GOAL ->
Leave out the pictures and reproduce all of the data exactly.

Collected data:
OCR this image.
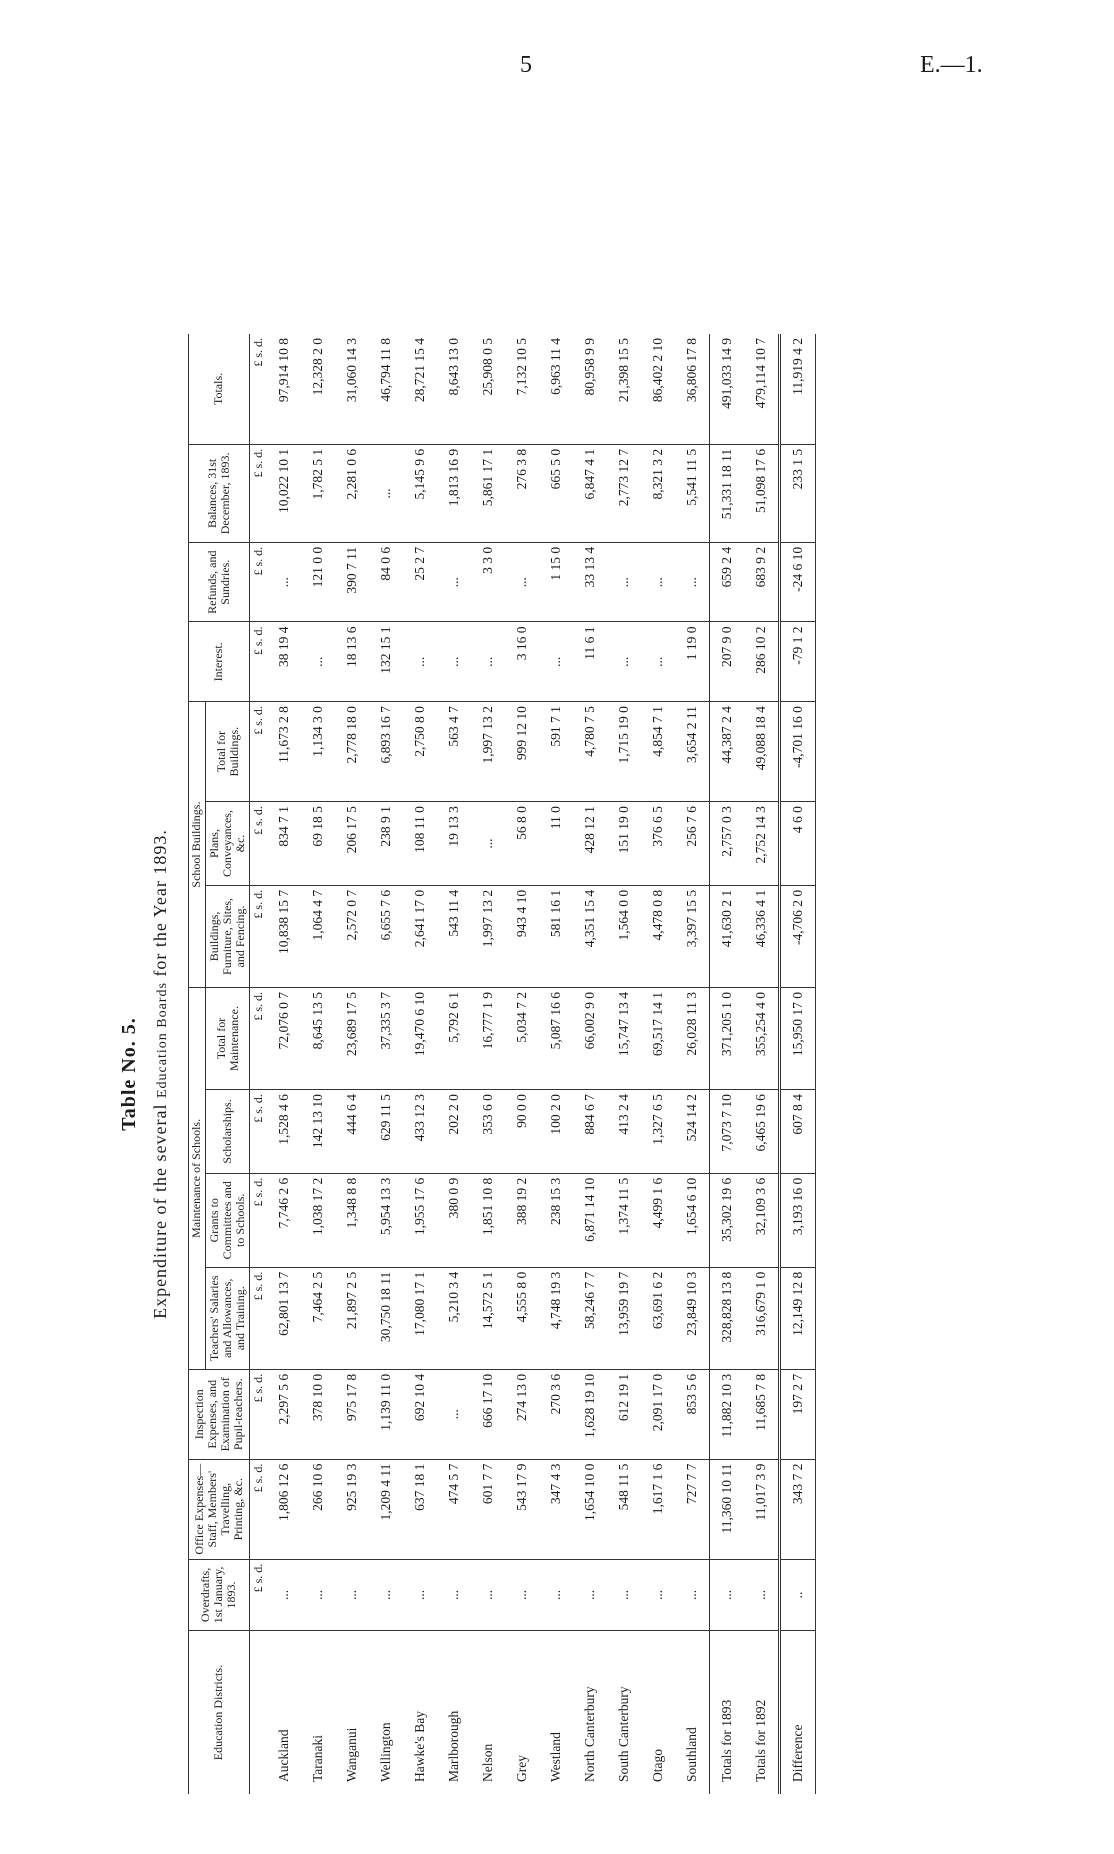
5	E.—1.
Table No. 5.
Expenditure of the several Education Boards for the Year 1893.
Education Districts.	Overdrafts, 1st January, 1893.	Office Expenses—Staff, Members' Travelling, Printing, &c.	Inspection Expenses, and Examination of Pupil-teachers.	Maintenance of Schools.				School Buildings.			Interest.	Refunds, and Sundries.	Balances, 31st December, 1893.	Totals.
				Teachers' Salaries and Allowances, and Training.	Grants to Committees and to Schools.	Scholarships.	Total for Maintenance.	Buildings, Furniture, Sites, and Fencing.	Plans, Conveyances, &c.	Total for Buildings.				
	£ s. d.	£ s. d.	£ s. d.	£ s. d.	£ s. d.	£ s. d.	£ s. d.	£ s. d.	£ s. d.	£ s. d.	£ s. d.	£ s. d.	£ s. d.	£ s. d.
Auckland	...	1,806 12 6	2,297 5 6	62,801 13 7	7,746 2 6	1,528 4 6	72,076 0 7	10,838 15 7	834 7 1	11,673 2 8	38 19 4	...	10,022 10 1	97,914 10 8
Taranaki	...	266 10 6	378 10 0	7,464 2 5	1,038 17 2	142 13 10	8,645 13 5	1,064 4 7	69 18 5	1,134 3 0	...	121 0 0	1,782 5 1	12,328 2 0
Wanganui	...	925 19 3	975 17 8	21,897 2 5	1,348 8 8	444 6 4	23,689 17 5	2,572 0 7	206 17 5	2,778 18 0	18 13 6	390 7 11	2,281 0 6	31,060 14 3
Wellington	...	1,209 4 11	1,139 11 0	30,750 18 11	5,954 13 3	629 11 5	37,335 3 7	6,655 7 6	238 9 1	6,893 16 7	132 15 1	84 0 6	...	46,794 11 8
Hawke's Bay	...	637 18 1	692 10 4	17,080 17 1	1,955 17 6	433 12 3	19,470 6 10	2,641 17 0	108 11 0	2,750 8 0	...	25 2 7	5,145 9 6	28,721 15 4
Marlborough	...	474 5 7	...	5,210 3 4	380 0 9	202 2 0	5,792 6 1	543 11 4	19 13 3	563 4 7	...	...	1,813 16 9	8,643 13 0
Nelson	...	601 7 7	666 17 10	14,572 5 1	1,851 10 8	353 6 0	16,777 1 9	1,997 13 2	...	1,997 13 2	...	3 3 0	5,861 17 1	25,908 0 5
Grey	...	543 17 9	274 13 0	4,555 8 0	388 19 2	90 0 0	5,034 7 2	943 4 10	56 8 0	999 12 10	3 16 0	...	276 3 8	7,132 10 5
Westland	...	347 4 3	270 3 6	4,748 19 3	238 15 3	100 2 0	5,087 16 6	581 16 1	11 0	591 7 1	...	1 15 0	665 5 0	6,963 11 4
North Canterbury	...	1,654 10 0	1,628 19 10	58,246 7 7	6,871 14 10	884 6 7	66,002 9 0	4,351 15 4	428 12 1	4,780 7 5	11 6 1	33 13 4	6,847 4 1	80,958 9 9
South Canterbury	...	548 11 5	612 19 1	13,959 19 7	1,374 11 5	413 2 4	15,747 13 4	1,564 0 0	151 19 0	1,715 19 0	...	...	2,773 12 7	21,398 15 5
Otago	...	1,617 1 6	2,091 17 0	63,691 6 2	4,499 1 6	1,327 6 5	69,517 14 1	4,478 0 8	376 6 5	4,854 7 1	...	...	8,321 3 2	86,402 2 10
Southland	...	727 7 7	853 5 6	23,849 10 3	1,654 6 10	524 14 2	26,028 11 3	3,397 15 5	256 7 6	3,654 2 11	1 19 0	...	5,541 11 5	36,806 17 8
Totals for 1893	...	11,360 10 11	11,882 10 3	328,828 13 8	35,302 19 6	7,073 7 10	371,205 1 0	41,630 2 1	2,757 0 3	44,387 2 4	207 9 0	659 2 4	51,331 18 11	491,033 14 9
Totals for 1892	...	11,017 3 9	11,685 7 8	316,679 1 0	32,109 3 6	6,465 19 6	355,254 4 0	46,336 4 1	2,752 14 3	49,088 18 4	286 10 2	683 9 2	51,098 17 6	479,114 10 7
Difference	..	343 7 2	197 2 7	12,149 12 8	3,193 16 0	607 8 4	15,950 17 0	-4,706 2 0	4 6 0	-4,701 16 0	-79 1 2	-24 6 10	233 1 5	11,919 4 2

RESULT OF THIS TASK ->
OCR this image.
5	E.—1.
Table No. 5.
Expenditure of the several Education Boards for the Year 1893.
Education Districts.	Overdrafts, 1st January, 1893.	Office Expenses—Staff, Members' Travelling, Printing, &c.	Inspection Expenses, and Examination of Pupil-teachers.	Maintenance of Schools.				School Buildings.			Interest.	Refunds, and Sundries.	Balances, 31st December, 1893.	Totals.
				Teachers' Salaries and Allowances, and Training.	Grants to Committees and to Schools.	Scholarships.	Total for Maintenance.	Buildings, Furniture, Sites, and Fencing.	Plans, Conveyances, &c.	Total for Buildings.				
	£ s. d.	£ s. d.	£ s. d.	£ s. d.	£ s. d.	£ s. d.	£ s. d.	£ s. d.	£ s. d.	£ s. d.	£ s. d.	£ s. d.	£ s. d.	£ s. d.
Auckland	...	1,806 12 6	2,297 5 6	62,801 13 7	7,746 2 6	1,528 4 6	72,076 0 7	10,838 15 7	834 7 1	11,673 2 8	38 19 4	...	10,022 10 1	97,914 10 8
Taranaki	...	266 10 6	378 10 0	7,464 2 5	1,038 17 2	142 13 10	8,645 13 5	1,064 4 7	69 18 5	1,134 3 0	...	121 0 0	1,782 5 1	12,328 2 0
Wanganui	...	925 19 3	975 17 8	21,897 2 5	1,348 8 8	444 6 4	23,689 17 5	2,572 0 7	206 17 5	2,778 18 0	18 13 6	390 7 11	2,281 0 6	31,060 14 3
Wellington	...	1,209 4 11	1,139 11 0	30,750 18 11	5,954 13 3	629 11 5	37,335 3 7	6,655 7 6	238 9 1	6,893 16 7	132 15 1	84 0 6	...	46,794 11 8
Hawke's Bay	...	637 18 1	692 10 4	17,080 17 1	1,955 17 6	433 12 3	19,470 6 10	2,641 17 0	108 11 0	2,750 8 0	...	25 2 7	5,145 9 6	28,721 15 4
Marlborough	...	474 5 7	...	5,210 3 4	380 0 9	202 2 0	5,792 6 1	543 11 4	19 13 3	563 4 7	...	...	1,813 16 9	8,643 13 0
Nelson	...	601 7 7	666 17 10	14,572 5 1	1,851 10 8	353 6 0	16,777 1 9	1,997 13 2	...	1,997 13 2	...	3 3 0	5,861 17 1	25,908 0 5
Grey	...	543 17 9	274 13 0	4,555 8 0	388 19 2	90 0 0	5,034 7 2	943 4 10	56 8 0	999 12 10	3 16 0	...	276 3 8	7,132 10 5
Westland	...	347 4 3	270 3 6	4,748 19 3	238 15 3	100 2 0	5,087 16 6	581 16 1	11 0	591 7 1	...	1 15 0	665 5 0	6,963 11 4
North Canterbury	...	1,654 10 0	1,628 19 10	58,246 7 7	6,871 14 10	884 6 7	66,002 9 0	4,351 15 4	428 12 1	4,780 7 5	11 6 1	33 13 4	6,847 4 1	80,958 9 9
South Canterbury	...	548 11 5	612 19 1	13,959 19 7	1,374 11 5	413 2 4	15,747 13 4	1,564 0 0	151 19 0	1,715 19 0	...	...	2,773 12 7	21,398 15 5
Otago	...	1,617 1 6	2,091 17 0	63,691 6 2	4,499 1 6	1,327 6 5	69,517 14 1	4,478 0 8	376 6 5	4,854 7 1	...	...	8,321 3 2	86,402 2 10
Southland	...	727 7 7	853 5 6	23,849 10 3	1,654 6 10	524 14 2	26,028 11 3	3,397 15 5	256 7 6	3,654 2 11	1 19 0	...	5,541 11 5	36,806 17 8
Totals for 1893	...	11,360 10 11	11,882 10 3	328,828 13 8	35,302 19 6	7,073 7 10	371,205 1 0	41,630 2 1	2,757 0 3	44,387 2 4	207 9 0	659 2 4	51,331 18 11	491,033 14 9
Totals for 1892	...	11,017 3 9	11,685 7 8	316,679 1 0	32,109 3 6	6,465 19 6	355,254 4 0	46,336 4 1	2,752 14 3	49,088 18 4	286 10 2	683 9 2	51,098 17 6	479,114 10 7
Difference	..	343 7 2	197 2 7	12,149 12 8	3,193 16 0	607 8 4	15,950 17 0	-4,706 2 0	4 6 0	-4,701 16 0	-79 1 2	-24 6 10	233 1 5	11,919 4 2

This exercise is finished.